╭─ INFORMATION SUPPLIED

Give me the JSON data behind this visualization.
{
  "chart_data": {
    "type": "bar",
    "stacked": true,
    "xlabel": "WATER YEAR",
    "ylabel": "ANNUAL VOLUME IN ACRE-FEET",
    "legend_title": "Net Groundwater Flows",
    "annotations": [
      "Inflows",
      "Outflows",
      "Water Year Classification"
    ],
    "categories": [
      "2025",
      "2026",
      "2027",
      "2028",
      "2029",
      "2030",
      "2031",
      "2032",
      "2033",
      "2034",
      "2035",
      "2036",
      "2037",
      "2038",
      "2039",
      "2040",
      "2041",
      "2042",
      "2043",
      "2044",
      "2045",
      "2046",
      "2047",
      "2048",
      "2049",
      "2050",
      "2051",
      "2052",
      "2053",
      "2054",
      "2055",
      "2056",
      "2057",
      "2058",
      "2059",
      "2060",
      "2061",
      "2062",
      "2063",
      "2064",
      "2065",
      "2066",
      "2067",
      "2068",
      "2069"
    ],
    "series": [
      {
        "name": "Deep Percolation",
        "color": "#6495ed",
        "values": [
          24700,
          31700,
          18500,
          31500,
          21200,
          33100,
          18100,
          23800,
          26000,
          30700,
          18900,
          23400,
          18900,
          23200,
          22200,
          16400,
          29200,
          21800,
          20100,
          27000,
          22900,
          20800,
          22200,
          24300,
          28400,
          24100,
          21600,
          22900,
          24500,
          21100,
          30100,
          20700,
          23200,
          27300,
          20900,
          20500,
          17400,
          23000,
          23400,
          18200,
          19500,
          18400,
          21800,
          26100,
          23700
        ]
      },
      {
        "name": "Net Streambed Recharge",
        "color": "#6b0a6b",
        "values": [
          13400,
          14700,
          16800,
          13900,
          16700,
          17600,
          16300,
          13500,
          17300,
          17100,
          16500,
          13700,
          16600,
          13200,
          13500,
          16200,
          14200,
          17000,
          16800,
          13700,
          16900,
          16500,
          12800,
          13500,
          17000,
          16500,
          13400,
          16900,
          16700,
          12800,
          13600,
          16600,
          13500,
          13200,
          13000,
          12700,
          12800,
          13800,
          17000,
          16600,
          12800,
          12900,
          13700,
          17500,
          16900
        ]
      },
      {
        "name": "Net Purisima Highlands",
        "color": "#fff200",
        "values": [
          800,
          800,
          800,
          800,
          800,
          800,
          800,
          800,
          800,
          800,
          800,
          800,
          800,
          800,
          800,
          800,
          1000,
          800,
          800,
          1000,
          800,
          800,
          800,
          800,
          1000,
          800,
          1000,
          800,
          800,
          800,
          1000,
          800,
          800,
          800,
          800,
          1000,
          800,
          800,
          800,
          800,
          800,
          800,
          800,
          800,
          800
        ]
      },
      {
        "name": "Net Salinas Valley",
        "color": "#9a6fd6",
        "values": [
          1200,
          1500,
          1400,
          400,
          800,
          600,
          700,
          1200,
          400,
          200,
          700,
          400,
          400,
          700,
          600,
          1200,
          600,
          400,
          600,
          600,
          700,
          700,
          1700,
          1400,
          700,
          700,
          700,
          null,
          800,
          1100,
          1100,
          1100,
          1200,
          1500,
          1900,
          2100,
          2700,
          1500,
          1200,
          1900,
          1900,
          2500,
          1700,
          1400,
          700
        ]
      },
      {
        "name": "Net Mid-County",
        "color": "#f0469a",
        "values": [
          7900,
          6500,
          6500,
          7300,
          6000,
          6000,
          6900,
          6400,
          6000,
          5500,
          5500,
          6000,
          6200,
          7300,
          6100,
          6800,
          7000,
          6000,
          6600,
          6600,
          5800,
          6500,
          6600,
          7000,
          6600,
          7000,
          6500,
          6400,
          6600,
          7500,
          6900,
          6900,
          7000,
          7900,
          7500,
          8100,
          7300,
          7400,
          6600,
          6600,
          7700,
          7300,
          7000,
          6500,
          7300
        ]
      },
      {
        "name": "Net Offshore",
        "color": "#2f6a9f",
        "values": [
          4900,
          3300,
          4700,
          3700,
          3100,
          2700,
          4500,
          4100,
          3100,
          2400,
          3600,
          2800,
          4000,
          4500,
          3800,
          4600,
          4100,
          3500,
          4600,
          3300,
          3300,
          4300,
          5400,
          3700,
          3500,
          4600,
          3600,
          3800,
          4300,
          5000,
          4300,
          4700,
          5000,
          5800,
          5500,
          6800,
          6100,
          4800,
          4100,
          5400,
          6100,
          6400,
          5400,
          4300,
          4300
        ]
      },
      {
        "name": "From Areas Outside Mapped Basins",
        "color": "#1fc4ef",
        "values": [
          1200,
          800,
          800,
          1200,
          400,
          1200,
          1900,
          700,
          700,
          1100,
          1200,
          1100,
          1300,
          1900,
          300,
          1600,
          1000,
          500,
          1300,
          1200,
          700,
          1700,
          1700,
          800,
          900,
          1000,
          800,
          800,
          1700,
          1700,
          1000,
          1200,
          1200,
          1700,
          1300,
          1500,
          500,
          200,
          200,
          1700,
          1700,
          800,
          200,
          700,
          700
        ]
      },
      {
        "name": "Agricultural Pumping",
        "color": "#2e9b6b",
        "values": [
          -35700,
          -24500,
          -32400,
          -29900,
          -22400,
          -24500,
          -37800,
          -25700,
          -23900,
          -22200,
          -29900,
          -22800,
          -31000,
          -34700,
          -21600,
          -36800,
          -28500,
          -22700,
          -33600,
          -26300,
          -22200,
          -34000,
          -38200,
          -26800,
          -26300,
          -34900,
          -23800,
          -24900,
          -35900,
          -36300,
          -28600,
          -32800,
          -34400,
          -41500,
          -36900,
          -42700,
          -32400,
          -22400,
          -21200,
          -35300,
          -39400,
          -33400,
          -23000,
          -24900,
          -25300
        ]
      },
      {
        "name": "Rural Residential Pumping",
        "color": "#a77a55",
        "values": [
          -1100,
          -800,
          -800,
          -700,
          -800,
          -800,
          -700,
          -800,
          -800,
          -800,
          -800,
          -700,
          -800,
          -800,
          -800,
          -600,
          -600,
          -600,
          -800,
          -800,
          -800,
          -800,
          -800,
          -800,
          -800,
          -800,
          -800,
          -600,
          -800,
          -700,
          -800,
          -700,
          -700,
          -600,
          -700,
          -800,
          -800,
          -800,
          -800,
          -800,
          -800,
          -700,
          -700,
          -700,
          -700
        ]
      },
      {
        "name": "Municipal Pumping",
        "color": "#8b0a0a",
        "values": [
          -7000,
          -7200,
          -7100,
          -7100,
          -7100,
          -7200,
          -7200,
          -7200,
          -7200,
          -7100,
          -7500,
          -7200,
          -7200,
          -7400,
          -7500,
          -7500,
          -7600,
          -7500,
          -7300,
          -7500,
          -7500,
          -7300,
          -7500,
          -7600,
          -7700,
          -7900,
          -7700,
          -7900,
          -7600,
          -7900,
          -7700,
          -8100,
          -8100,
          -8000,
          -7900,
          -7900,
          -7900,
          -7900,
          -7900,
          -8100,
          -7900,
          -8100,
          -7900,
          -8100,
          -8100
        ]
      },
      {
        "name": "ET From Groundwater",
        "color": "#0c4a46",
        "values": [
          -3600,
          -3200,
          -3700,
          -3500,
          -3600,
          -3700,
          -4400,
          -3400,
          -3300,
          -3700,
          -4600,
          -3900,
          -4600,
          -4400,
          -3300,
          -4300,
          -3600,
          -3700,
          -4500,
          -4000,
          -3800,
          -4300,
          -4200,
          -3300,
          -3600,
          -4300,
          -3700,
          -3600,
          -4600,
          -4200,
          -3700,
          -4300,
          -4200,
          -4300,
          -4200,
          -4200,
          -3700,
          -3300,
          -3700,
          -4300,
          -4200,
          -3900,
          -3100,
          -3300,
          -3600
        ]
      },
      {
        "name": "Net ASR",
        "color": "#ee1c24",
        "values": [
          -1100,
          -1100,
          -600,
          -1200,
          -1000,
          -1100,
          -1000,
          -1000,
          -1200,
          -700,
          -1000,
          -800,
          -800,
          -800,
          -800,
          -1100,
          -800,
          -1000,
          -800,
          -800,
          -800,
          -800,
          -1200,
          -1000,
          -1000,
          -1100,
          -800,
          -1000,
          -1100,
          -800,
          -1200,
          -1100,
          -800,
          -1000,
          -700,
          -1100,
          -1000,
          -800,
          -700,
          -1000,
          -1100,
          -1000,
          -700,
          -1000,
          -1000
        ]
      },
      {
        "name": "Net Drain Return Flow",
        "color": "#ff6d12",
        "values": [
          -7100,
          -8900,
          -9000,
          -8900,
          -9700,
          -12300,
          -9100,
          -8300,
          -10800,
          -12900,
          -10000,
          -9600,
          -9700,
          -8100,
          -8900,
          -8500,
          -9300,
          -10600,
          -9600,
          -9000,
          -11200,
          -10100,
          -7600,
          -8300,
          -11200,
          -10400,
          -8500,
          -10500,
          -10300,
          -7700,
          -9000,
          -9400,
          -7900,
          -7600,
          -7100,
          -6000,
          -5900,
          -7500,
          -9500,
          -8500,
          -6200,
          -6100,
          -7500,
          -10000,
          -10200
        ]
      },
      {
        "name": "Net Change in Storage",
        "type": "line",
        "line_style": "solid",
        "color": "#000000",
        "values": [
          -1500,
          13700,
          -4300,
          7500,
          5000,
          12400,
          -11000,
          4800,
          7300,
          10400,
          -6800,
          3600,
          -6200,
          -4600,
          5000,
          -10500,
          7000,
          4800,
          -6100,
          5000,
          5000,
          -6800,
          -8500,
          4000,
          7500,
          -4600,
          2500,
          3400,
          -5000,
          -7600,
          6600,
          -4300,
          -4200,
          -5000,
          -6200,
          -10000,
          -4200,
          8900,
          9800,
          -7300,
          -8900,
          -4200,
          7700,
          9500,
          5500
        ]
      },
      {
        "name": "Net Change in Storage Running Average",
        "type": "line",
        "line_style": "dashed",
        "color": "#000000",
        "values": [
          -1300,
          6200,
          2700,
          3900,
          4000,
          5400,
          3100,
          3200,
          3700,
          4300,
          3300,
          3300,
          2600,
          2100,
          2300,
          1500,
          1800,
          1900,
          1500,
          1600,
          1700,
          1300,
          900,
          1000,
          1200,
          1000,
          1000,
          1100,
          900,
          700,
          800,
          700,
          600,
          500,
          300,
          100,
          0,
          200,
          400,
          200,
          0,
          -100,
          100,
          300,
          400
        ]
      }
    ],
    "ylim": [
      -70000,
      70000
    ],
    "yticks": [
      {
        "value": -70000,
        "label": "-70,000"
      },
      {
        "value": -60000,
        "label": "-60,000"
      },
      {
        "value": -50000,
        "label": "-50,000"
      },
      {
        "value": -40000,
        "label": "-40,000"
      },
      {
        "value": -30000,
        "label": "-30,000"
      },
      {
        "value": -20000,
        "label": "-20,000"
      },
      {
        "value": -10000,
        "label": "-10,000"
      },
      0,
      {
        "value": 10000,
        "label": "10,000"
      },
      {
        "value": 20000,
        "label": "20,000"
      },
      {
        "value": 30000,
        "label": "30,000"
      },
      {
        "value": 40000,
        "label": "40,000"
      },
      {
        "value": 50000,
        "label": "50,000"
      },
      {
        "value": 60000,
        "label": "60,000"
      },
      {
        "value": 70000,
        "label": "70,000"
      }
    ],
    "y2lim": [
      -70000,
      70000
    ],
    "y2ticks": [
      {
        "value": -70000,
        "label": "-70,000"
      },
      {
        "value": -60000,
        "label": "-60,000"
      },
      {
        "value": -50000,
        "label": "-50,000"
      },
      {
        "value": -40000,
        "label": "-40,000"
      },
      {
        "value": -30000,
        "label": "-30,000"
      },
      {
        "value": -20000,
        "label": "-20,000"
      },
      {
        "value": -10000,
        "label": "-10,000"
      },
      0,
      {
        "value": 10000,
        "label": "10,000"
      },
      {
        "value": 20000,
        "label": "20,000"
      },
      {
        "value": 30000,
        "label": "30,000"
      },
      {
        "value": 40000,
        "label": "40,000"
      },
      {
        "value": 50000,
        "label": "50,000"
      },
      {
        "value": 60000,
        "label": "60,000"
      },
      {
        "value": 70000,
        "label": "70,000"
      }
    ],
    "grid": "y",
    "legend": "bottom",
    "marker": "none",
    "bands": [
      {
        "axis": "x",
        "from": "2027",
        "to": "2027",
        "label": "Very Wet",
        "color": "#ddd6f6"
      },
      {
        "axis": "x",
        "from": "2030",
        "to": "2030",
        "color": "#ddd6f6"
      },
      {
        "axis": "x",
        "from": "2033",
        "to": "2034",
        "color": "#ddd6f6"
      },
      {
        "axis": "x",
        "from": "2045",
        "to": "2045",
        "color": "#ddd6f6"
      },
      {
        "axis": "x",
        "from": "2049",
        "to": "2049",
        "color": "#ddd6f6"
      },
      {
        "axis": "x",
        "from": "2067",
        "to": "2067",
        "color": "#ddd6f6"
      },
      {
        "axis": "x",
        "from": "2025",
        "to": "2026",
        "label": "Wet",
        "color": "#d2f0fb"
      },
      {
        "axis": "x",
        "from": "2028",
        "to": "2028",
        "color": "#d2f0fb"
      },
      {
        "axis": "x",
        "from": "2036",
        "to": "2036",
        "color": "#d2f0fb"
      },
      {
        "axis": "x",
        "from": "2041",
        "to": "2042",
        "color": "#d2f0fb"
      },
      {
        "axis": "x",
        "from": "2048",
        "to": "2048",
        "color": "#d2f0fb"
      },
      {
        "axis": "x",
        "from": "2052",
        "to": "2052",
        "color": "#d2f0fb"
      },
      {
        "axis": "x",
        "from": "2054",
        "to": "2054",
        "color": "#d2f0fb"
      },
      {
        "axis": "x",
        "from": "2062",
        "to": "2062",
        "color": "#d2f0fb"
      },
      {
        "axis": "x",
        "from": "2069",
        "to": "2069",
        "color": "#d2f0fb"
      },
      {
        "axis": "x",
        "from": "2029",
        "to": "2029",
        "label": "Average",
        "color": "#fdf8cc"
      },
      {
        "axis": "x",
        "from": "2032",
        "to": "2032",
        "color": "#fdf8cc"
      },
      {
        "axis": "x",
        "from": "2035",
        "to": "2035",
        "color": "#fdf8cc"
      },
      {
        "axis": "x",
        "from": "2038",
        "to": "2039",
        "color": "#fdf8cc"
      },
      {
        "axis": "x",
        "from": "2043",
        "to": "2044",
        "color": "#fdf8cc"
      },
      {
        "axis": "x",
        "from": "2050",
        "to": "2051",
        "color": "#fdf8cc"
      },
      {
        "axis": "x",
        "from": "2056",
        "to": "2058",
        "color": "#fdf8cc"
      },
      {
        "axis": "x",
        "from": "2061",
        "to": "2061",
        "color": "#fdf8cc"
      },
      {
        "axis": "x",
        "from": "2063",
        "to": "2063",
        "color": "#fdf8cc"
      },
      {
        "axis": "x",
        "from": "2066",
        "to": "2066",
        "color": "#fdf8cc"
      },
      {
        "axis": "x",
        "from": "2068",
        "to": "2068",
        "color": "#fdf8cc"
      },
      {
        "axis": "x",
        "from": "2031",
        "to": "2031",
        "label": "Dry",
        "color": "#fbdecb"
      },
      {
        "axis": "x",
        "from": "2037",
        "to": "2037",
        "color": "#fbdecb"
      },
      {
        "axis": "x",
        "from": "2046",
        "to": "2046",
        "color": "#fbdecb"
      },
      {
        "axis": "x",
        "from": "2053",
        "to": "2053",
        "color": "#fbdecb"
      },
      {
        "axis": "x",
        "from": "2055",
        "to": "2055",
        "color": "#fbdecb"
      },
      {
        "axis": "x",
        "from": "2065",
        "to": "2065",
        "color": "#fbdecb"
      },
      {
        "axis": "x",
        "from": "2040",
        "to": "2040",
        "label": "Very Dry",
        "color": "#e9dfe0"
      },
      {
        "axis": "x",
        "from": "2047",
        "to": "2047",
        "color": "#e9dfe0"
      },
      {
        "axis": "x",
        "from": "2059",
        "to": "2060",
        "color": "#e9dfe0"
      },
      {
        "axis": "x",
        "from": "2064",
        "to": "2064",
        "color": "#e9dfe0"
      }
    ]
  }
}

╰─

_TASK REQUIREMENTS_. Copy out every line from the data above that has "Pumping" in it.

_EXERCISE OUTPUT_.
        "name": "Agricultural Pumping",
        "name": "Rural Residential Pumping",
        "name": "Municipal Pumping",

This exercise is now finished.